** Begin Data provided **

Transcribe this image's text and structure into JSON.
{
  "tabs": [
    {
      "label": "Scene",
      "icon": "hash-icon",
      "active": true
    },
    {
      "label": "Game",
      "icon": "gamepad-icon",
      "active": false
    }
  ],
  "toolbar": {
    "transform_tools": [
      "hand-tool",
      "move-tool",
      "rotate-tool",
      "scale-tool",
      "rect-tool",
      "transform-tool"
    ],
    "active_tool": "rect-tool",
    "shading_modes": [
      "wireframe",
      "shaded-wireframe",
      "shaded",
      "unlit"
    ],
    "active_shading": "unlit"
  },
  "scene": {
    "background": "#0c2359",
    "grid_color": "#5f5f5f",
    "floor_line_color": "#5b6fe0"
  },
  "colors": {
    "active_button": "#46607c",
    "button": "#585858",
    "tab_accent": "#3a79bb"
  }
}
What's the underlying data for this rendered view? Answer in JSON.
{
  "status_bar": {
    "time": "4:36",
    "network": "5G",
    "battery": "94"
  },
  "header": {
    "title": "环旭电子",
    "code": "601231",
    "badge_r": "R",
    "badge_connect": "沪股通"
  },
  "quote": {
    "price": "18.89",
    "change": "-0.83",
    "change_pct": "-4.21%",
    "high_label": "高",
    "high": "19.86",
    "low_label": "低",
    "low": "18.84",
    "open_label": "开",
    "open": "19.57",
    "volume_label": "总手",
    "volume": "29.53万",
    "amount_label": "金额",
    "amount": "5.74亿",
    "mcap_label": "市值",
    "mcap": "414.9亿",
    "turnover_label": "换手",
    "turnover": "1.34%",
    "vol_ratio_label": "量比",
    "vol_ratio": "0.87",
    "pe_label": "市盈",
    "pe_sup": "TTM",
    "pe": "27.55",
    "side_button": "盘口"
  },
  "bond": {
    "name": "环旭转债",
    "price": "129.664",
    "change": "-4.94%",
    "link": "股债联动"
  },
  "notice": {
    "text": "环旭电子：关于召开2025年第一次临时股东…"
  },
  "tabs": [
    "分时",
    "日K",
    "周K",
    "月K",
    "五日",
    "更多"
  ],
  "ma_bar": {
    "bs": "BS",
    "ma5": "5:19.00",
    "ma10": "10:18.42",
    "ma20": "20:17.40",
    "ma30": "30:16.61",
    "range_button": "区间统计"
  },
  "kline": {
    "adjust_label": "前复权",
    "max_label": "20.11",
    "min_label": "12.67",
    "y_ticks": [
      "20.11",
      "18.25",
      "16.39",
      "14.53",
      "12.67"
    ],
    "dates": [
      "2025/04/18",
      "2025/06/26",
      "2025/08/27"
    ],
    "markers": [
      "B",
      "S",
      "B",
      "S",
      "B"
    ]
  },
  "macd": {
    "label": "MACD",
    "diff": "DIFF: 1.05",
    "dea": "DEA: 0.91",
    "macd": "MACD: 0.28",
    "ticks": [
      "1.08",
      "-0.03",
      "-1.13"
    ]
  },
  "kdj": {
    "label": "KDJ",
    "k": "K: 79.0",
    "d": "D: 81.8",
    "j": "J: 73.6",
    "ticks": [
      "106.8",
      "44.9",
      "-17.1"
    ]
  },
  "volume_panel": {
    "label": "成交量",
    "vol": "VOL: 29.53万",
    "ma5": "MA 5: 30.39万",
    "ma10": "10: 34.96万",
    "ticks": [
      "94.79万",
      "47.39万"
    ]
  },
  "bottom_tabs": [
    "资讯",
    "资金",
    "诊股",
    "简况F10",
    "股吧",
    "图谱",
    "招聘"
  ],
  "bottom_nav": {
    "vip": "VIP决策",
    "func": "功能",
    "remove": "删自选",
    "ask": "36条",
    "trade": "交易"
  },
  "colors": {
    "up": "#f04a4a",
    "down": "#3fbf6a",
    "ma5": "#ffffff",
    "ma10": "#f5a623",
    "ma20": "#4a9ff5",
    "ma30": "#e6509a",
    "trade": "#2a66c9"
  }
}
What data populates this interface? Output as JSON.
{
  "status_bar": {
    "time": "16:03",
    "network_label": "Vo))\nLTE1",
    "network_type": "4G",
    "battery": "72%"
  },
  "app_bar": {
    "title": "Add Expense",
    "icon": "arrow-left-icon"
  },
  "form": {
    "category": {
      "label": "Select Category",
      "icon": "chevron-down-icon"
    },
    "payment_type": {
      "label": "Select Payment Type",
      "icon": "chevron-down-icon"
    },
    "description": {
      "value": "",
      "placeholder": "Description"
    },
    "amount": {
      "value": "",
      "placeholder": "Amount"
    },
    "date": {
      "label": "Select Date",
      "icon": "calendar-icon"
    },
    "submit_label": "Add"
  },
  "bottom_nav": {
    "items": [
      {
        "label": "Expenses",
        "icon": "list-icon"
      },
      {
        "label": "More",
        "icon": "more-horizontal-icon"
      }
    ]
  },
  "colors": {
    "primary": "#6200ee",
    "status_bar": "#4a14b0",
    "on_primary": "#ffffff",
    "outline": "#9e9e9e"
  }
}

** End Data provided **

Task statement — Return what is listed above, exactly and completely.

The result —
Transcribe this image's text and structure into JSON.
{
  "tabs": [
    {
      "label": "Scene",
      "icon": "hash-icon",
      "active": true
    },
    {
      "label": "Game",
      "icon": "gamepad-icon",
      "active": false
    }
  ],
  "toolbar": {
    "transform_tools": [
      "hand-tool",
      "move-tool",
      "rotate-tool",
      "scale-tool",
      "rect-tool",
      "transform-tool"
    ],
    "active_tool": "rect-tool",
    "shading_modes": [
      "wireframe",
      "shaded-wireframe",
      "shaded",
      "unlit"
    ],
    "active_shading": "unlit"
  },
  "scene": {
    "background": "#0c2359",
    "grid_color": "#5f5f5f",
    "floor_line_color": "#5b6fe0"
  },
  "colors": {
    "active_button": "#46607c",
    "button": "#585858",
    "tab_accent": "#3a79bb"
  }
}
What's the underlying data for this rendered view? Answer in JSON.
{
  "status_bar": {
    "time": "4:36",
    "network": "5G",
    "battery": "94"
  },
  "header": {
    "title": "环旭电子",
    "code": "601231",
    "badge_r": "R",
    "badge_connect": "沪股通"
  },
  "quote": {
    "price": "18.89",
    "change": "-0.83",
    "change_pct": "-4.21%",
    "high_label": "高",
    "high": "19.86",
    "low_label": "低",
    "low": "18.84",
    "open_label": "开",
    "open": "19.57",
    "volume_label": "总手",
    "volume": "29.53万",
    "amount_label": "金额",
    "amount": "5.74亿",
    "mcap_label": "市值",
    "mcap": "414.9亿",
    "turnover_label": "换手",
    "turnover": "1.34%",
    "vol_ratio_label": "量比",
    "vol_ratio": "0.87",
    "pe_label": "市盈",
    "pe_sup": "TTM",
    "pe": "27.55",
    "side_button": "盘口"
  },
  "bond": {
    "name": "环旭转债",
    "price": "129.664",
    "change": "-4.94%",
    "link": "股债联动"
  },
  "notice": {
    "text": "环旭电子：关于召开2025年第一次临时股东…"
  },
  "tabs": [
    "分时",
    "日K",
    "周K",
    "月K",
    "五日",
    "更多"
  ],
  "ma_bar": {
    "bs": "BS",
    "ma5": "5:19.00",
    "ma10": "10:18.42",
    "ma20": "20:17.40",
    "ma30": "30:16.61",
    "range_button": "区间统计"
  },
  "kline": {
    "adjust_label": "前复权",
    "max_label": "20.11",
    "min_label": "12.67",
    "y_ticks": [
      "20.11",
      "18.25",
      "16.39",
      "14.53",
      "12.67"
    ],
    "dates": [
      "2025/04/18",
      "2025/06/26",
      "2025/08/27"
    ],
    "markers": [
      "B",
      "S",
      "B",
      "S",
      "B"
    ]
  },
  "macd": {
    "label": "MACD",
    "diff": "DIFF: 1.05",
    "dea": "DEA: 0.91",
    "macd": "MACD: 0.28",
    "ticks": [
      "1.08",
      "-0.03",
      "-1.13"
    ]
  },
  "kdj": {
    "label": "KDJ",
    "k": "K: 79.0",
    "d": "D: 81.8",
    "j": "J: 73.6",
    "ticks": [
      "106.8",
      "44.9",
      "-17.1"
    ]
  },
  "volume_panel": {
    "label": "成交量",
    "vol": "VOL: 29.53万",
    "ma5": "MA 5: 30.39万",
    "ma10": "10: 34.96万",
    "ticks": [
      "94.79万",
      "47.39万"
    ]
  },
  "bottom_tabs": [
    "资讯",
    "资金",
    "诊股",
    "简况F10",
    "股吧",
    "图谱",
    "招聘"
  ],
  "bottom_nav": {
    "vip": "VIP决策",
    "func": "功能",
    "remove": "删自选",
    "ask": "36条",
    "trade": "交易"
  },
  "colors": {
    "up": "#f04a4a",
    "down": "#3fbf6a",
    "ma5": "#ffffff",
    "ma10": "#f5a623",
    "ma20": "#4a9ff5",
    "ma30": "#e6509a",
    "trade": "#2a66c9"
  }
}
What data populates this interface? Output as JSON.
{
  "status_bar": {
    "time": "16:03",
    "network_label": "Vo))\nLTE1",
    "network_type": "4G",
    "battery": "72%"
  },
  "app_bar": {
    "title": "Add Expense",
    "icon": "arrow-left-icon"
  },
  "form": {
    "category": {
      "label": "Select Category",
      "icon": "chevron-down-icon"
    },
    "payment_type": {
      "label": "Select Payment Type",
      "icon": "chevron-down-icon"
    },
    "description": {
      "value": "",
      "placeholder": "Description"
    },
    "amount": {
      "value": "",
      "placeholder": "Amount"
    },
    "date": {
      "label": "Select Date",
      "icon": "calendar-icon"
    },
    "submit_label": "Add"
  },
  "bottom_nav": {
    "items": [
      {
        "label": "Expenses",
        "icon": "list-icon"
      },
      {
        "label": "More",
        "icon": "more-horizontal-icon"
      }
    ]
  },
  "colors": {
    "primary": "#6200ee",
    "status_bar": "#4a14b0",
    "on_primary": "#ffffff",
    "outline": "#9e9e9e"
  }
}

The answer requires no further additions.